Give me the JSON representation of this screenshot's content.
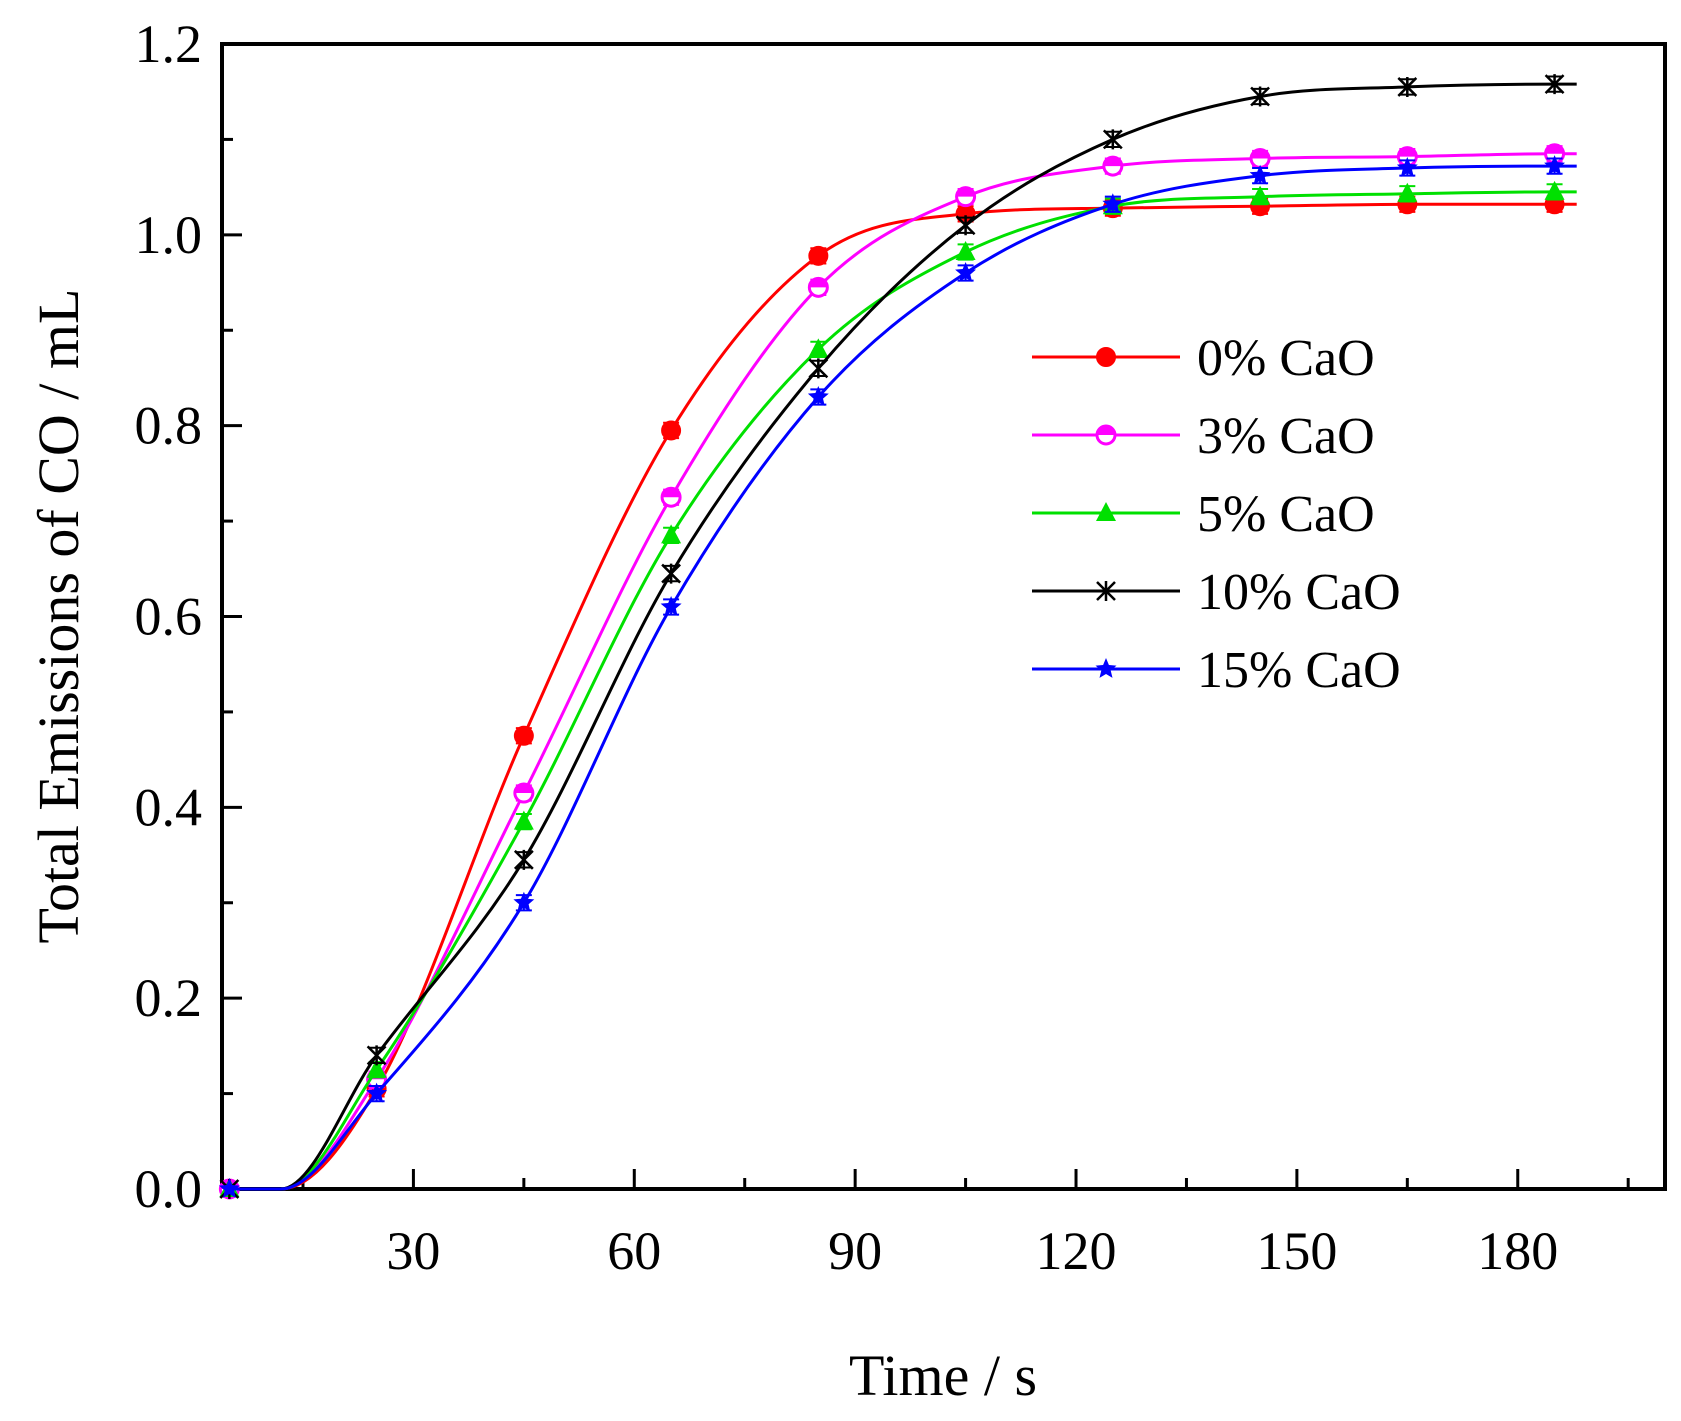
{
  "chart_data": {
    "type": "line",
    "title": "",
    "xlabel": "Time / s",
    "ylabel": "Total Emissions of CO / mL",
    "xlim": [
      4,
      200
    ],
    "ylim": [
      0.0,
      1.2
    ],
    "xticks": [
      30,
      60,
      90,
      120,
      150,
      180
    ],
    "xtick_labels": [
      "30",
      "60",
      "90",
      "120",
      "150",
      "180"
    ],
    "yticks": [
      0.0,
      0.2,
      0.4,
      0.6,
      0.8,
      1.0,
      1.2
    ],
    "ytick_labels": [
      "0.0",
      "0.2",
      "0.4",
      "0.6",
      "0.8",
      "1.0",
      "1.2"
    ],
    "grid": false,
    "legend_position": "center-right",
    "x": [
      5,
      25,
      45,
      65,
      85,
      105,
      125,
      145,
      165,
      185
    ],
    "series": [
      {
        "name": "0% CaO",
        "color": "#ff0000",
        "marker": "filled-circle",
        "values": [
          0.0,
          0.105,
          0.475,
          0.795,
          0.978,
          1.022,
          1.028,
          1.03,
          1.032,
          1.032
        ]
      },
      {
        "name": "3% CaO",
        "color": "#ff00ff",
        "marker": "half-circle",
        "values": [
          0.0,
          0.115,
          0.415,
          0.725,
          0.945,
          1.04,
          1.072,
          1.08,
          1.082,
          1.085
        ]
      },
      {
        "name": "5% CaO",
        "color": "#00e000",
        "marker": "triangle",
        "values": [
          0.0,
          0.125,
          0.385,
          0.685,
          0.88,
          0.982,
          1.03,
          1.04,
          1.043,
          1.045
        ]
      },
      {
        "name": "10% CaO",
        "color": "#000000",
        "marker": "asterisk",
        "values": [
          0.0,
          0.14,
          0.345,
          0.645,
          0.86,
          1.01,
          1.1,
          1.145,
          1.155,
          1.158
        ]
      },
      {
        "name": "15% CaO",
        "color": "#0000ff",
        "marker": "star",
        "values": [
          0.0,
          0.1,
          0.3,
          0.61,
          0.83,
          0.96,
          1.032,
          1.062,
          1.07,
          1.072
        ]
      }
    ]
  }
}
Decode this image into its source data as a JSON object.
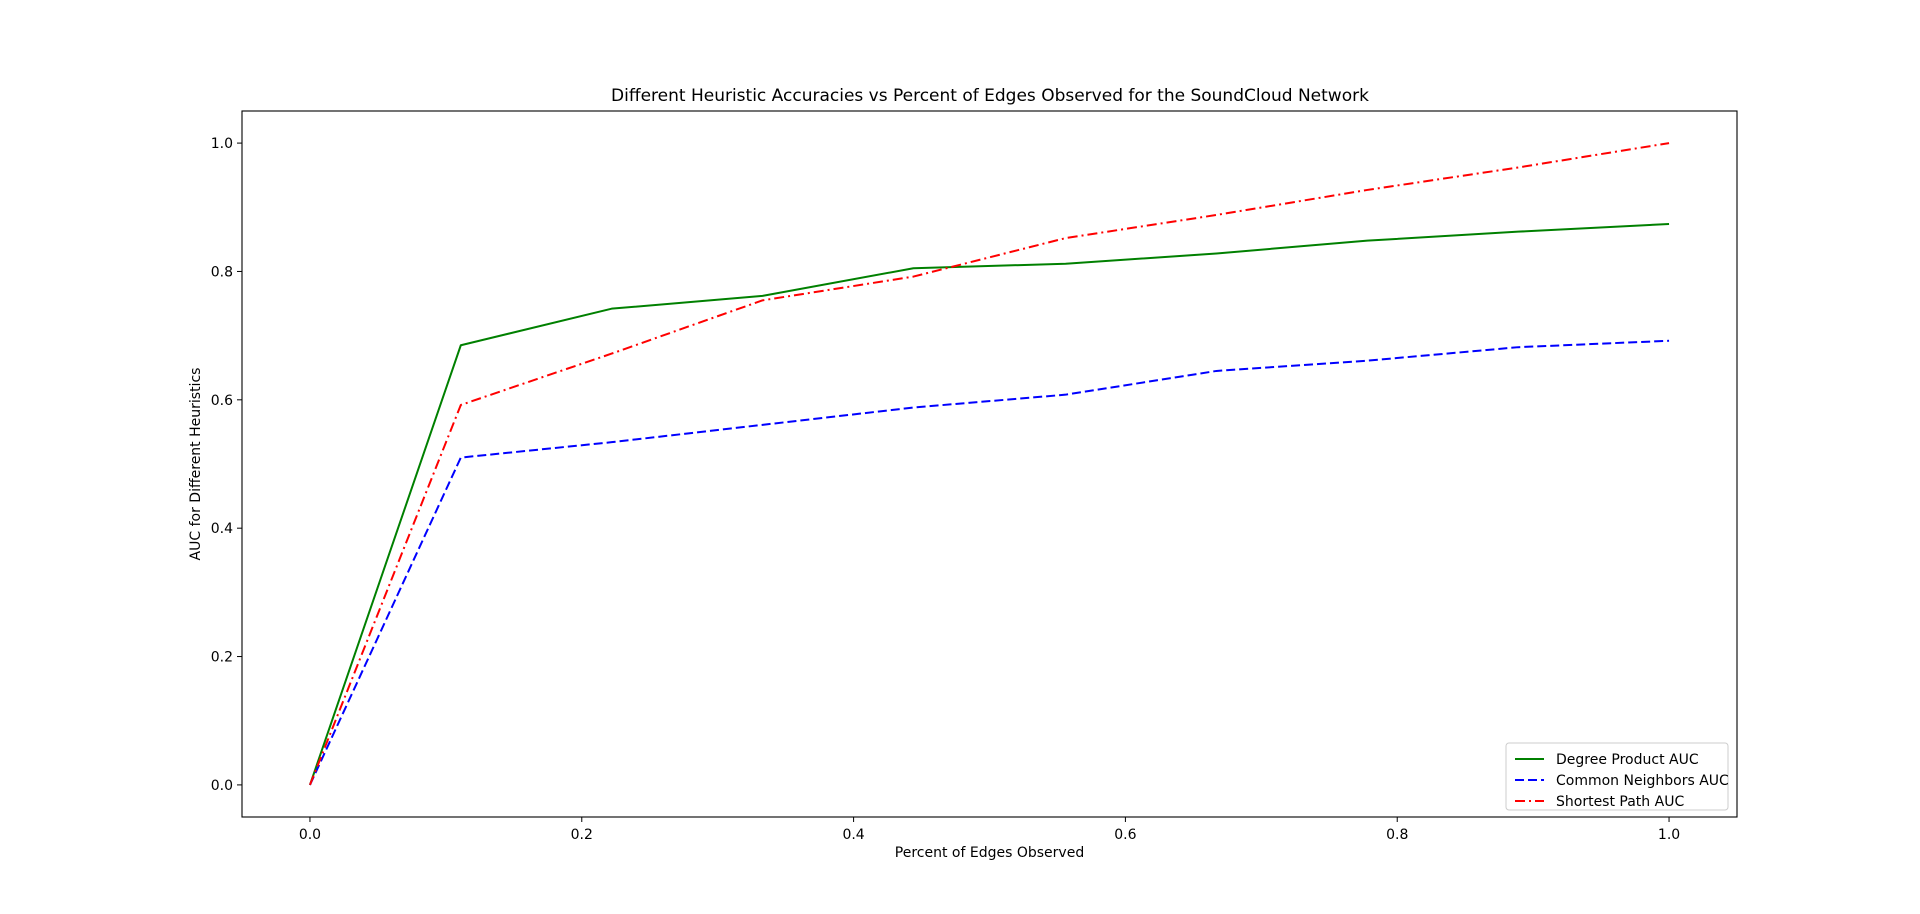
{
  "chart_data": {
    "type": "line",
    "title": "Different Heuristic Accuracies vs Percent of Edges Observed for the SoundCloud Network",
    "xlabel": "Percent of Edges Observed",
    "ylabel": "AUC for Different Heuristics",
    "xlim": [
      -0.05,
      1.05
    ],
    "ylim": [
      -0.05,
      1.05
    ],
    "xticks": [
      0.0,
      0.2,
      0.4,
      0.6,
      0.8,
      1.0
    ],
    "xtick_labels": [
      "0.0",
      "0.2",
      "0.4",
      "0.6",
      "0.8",
      "1.0"
    ],
    "yticks": [
      0.0,
      0.2,
      0.4,
      0.6,
      0.8,
      1.0
    ],
    "ytick_labels": [
      "0.0",
      "0.2",
      "0.4",
      "0.6",
      "0.8",
      "1.0"
    ],
    "grid": false,
    "legend_position": "lower-right",
    "x": [
      0.0,
      0.111,
      0.222,
      0.333,
      0.444,
      0.556,
      0.667,
      0.778,
      0.889,
      1.0
    ],
    "series": [
      {
        "name": "Degree Product AUC",
        "color": "#008000",
        "style": "solid",
        "values": [
          0.0,
          0.685,
          0.742,
          0.762,
          0.805,
          0.812,
          0.828,
          0.848,
          0.862,
          0.874
        ]
      },
      {
        "name": "Common Neighbors AUC",
        "color": "#0000ff",
        "style": "dashed",
        "values": [
          0.0,
          0.51,
          0.534,
          0.561,
          0.588,
          0.608,
          0.645,
          0.661,
          0.682,
          0.692
        ]
      },
      {
        "name": "Shortest Path AUC",
        "color": "#ff0000",
        "style": "dashdot",
        "values": [
          0.0,
          0.592,
          0.672,
          0.755,
          0.792,
          0.852,
          0.888,
          0.927,
          0.962,
          1.0
        ]
      }
    ]
  }
}
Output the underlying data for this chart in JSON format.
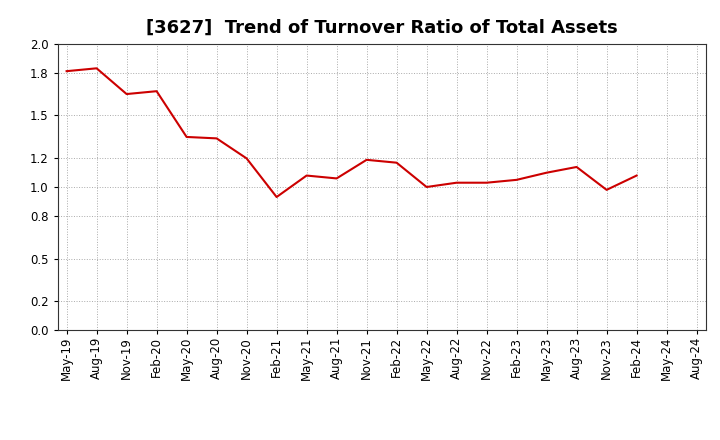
{
  "title": "[3627]  Trend of Turnover Ratio of Total Assets",
  "x_labels": [
    "May-19",
    "Aug-19",
    "Nov-19",
    "Feb-20",
    "May-20",
    "Aug-20",
    "Nov-20",
    "Feb-21",
    "May-21",
    "Aug-21",
    "Nov-21",
    "Feb-22",
    "May-22",
    "Aug-22",
    "Nov-22",
    "Feb-23",
    "May-23",
    "Aug-23",
    "Nov-23",
    "Feb-24",
    "May-24",
    "Aug-24"
  ],
  "y_values": [
    1.81,
    1.83,
    1.65,
    1.67,
    1.35,
    1.34,
    1.2,
    0.93,
    1.08,
    1.06,
    1.19,
    1.17,
    1.0,
    1.03,
    1.03,
    1.05,
    1.1,
    1.14,
    0.98,
    1.08,
    null,
    null
  ],
  "line_color": "#cc0000",
  "line_width": 1.5,
  "ylim": [
    0.0,
    2.0
  ],
  "yticks": [
    0.0,
    0.2,
    0.5,
    0.8,
    1.0,
    1.2,
    1.5,
    1.8,
    2.0
  ],
  "background_color": "#ffffff",
  "grid_color": "#aaaaaa",
  "title_fontsize": 13,
  "tick_fontsize": 8.5
}
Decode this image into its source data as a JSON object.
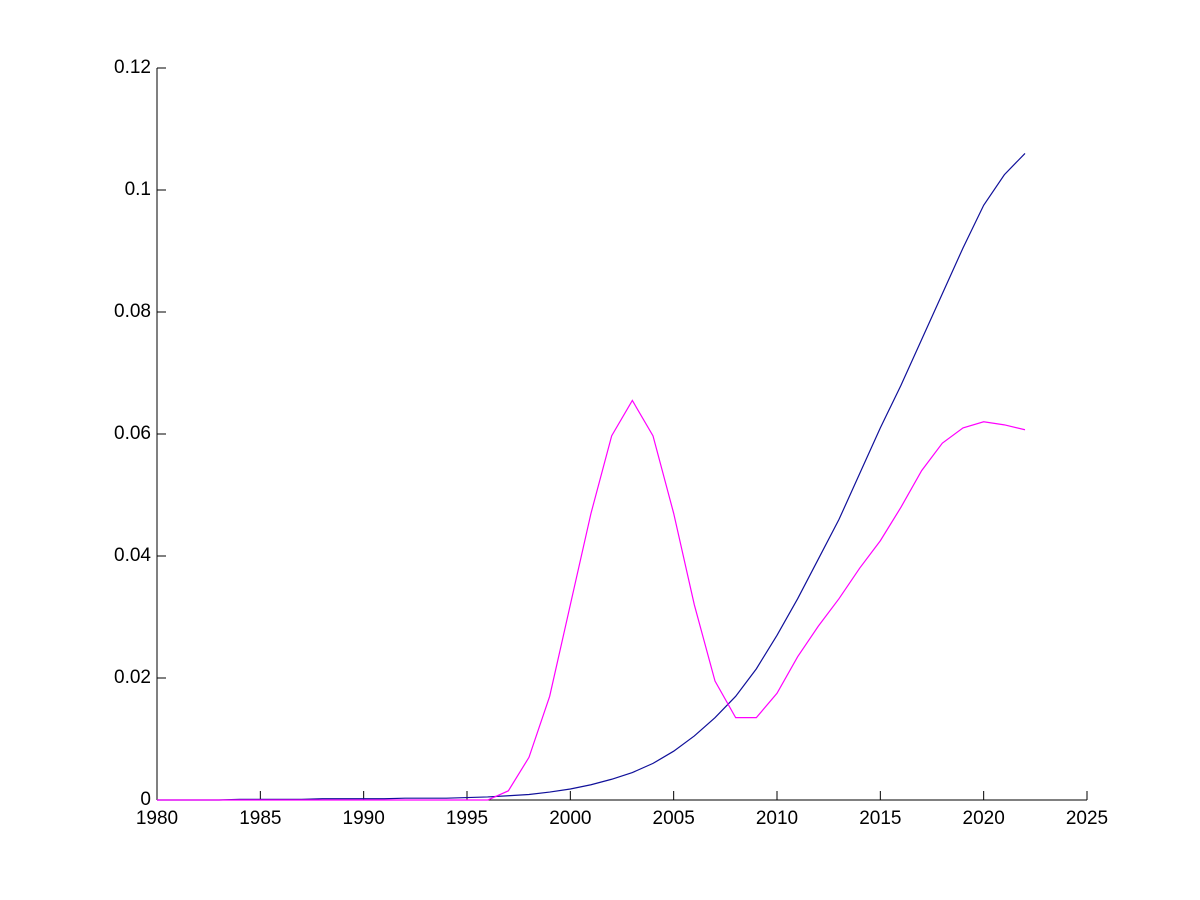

···

• Exercise brief: Give every line above again exactly, with no pictures.

• Written solution:
Give me the JSON representation of this screenshot's content.
{
  "chart_data": {
    "type": "line",
    "title": "",
    "xlabel": "Time / s",
    "ylabel": "Total Emissions of CO / mL",
    "xlim": [
      4,
      200
    ],
    "ylim": [
      0.0,
      1.2
    ],
    "xticks": [
      30,
      60,
      90,
      120,
      150,
      180
    ],
    "xtick_labels": [
      "30",
      "60",
      "90",
      "120",
      "150",
      "180"
    ],
    "yticks": [
      0.0,
      0.2,
      0.4,
      0.6,
      0.8,
      1.0,
      1.2
    ],
    "ytick_labels": [
      "0.0",
      "0.2",
      "0.4",
      "0.6",
      "0.8",
      "1.0",
      "1.2"
    ],
    "grid": false,
    "legend_position": "center-right",
    "x": [
      5,
      25,
      45,
      65,
      85,
      105,
      125,
      145,
      165,
      185
    ],
    "series": [
      {
        "name": "0% CaO",
        "color": "#ff0000",
        "marker": "filled-circle",
        "values": [
          0.0,
          0.105,
          0.475,
          0.795,
          0.978,
          1.022,
          1.028,
          1.03,
          1.032,
          1.032
        ]
      },
      {
        "name": "3% CaO",
        "color": "#ff00ff",
        "marker": "half-circle",
        "values": [
          0.0,
          0.115,
          0.415,
          0.725,
          0.945,
          1.04,
          1.072,
          1.08,
          1.082,
          1.085
        ]
      },
      {
        "name": "5% CaO",
        "color": "#00e000",
        "marker": "triangle",
        "values": [
          0.0,
          0.125,
          0.385,
          0.685,
          0.88,
          0.982,
          1.03,
          1.04,
          1.043,
          1.045
        ]
      },
      {
        "name": "10% CaO",
        "color": "#000000",
        "marker": "asterisk",
        "values": [
          0.0,
          0.14,
          0.345,
          0.645,
          0.86,
          1.01,
          1.1,
          1.145,
          1.155,
          1.158
        ]
      },
      {
        "name": "15% CaO",
        "color": "#0000ff",
        "marker": "star",
        "values": [
          0.0,
          0.1,
          0.3,
          0.61,
          0.83,
          0.96,
          1.032,
          1.062,
          1.07,
          1.072
        ]
      }
    ]
  }
}
Decode this image into its source data as a JSON object.
{
  "chart_data": {
    "type": "line",
    "title": "Different Heuristic Accuracies vs Percent of Edges Observed for the SoundCloud Network",
    "xlabel": "Percent of Edges Observed",
    "ylabel": "AUC for Different Heuristics",
    "xlim": [
      -0.05,
      1.05
    ],
    "ylim": [
      -0.05,
      1.05
    ],
    "xticks": [
      0.0,
      0.2,
      0.4,
      0.6,
      0.8,
      1.0
    ],
    "xtick_labels": [
      "0.0",
      "0.2",
      "0.4",
      "0.6",
      "0.8",
      "1.0"
    ],
    "yticks": [
      0.0,
      0.2,
      0.4,
      0.6,
      0.8,
      1.0
    ],
    "ytick_labels": [
      "0.0",
      "0.2",
      "0.4",
      "0.6",
      "0.8",
      "1.0"
    ],
    "grid": false,
    "legend_position": "lower-right",
    "x": [
      0.0,
      0.111,
      0.222,
      0.333,
      0.444,
      0.556,
      0.667,
      0.778,
      0.889,
      1.0
    ],
    "series": [
      {
        "name": "Degree Product AUC",
        "color": "#008000",
        "style": "solid",
        "values": [
          0.0,
          0.685,
          0.742,
          0.762,
          0.805,
          0.812,
          0.828,
          0.848,
          0.862,
          0.874
        ]
      },
      {
        "name": "Common Neighbors AUC",
        "color": "#0000ff",
        "style": "dashed",
        "values": [
          0.0,
          0.51,
          0.534,
          0.561,
          0.588,
          0.608,
          0.645,
          0.661,
          0.682,
          0.692
        ]
      },
      {
        "name": "Shortest Path AUC",
        "color": "#ff0000",
        "style": "dashdot",
        "values": [
          0.0,
          0.592,
          0.672,
          0.755,
          0.792,
          0.852,
          0.888,
          0.927,
          0.962,
          1.0
        ]
      }
    ]
  }
}
Output the underlying data for this chart in JSON format.
{
  "title": "[3627]  Trend of Turnover Ratio of Total Assets",
  "x_labels": [
    "May-19",
    "Aug-19",
    "Nov-19",
    "Feb-20",
    "May-20",
    "Aug-20",
    "Nov-20",
    "Feb-21",
    "May-21",
    "Aug-21",
    "Nov-21",
    "Feb-22",
    "May-22",
    "Aug-22",
    "Nov-22",
    "Feb-23",
    "May-23",
    "Aug-23",
    "Nov-23",
    "Feb-24",
    "May-24",
    "Aug-24"
  ],
  "y_values": [
    1.81,
    1.83,
    1.65,
    1.67,
    1.35,
    1.34,
    1.2,
    0.93,
    1.08,
    1.06,
    1.19,
    1.17,
    1.0,
    1.03,
    1.03,
    1.05,
    1.1,
    1.14,
    0.98,
    1.08,
    null,
    null
  ],
  "line_color": "#cc0000",
  "line_width": 1.5,
  "ylim": [
    0.0,
    2.0
  ],
  "yticks": [
    0.0,
    0.2,
    0.5,
    0.8,
    1.0,
    1.2,
    1.5,
    1.8,
    2.0
  ],
  "background_color": "#ffffff",
  "grid_color": "#aaaaaa",
  "title_fontsize": 13,
  "tick_fontsize": 8.5
}
Decode this image into its source data as a JSON object.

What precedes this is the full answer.